### RECORDED DATA
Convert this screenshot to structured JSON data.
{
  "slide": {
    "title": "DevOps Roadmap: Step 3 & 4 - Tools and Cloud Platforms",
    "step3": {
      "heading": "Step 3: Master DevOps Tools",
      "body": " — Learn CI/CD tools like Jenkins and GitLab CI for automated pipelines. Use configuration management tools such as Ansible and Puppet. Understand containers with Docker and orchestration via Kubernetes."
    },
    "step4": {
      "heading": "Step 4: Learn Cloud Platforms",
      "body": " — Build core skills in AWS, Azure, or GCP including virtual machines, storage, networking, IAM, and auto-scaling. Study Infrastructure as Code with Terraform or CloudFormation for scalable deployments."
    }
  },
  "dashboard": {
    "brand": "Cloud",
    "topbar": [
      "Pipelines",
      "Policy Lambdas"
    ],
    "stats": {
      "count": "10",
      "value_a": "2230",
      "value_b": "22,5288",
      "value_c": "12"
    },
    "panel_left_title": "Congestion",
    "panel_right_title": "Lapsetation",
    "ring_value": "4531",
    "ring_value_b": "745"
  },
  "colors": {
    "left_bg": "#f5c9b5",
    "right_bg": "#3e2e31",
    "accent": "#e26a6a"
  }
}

### TASK TO CARRY OUT
Copy all the lines above that hold the string "heading".

### THE RESULT
      "heading": "Step 3: Master DevOps Tools",
      "heading": "Step 4: Learn Cloud Platforms",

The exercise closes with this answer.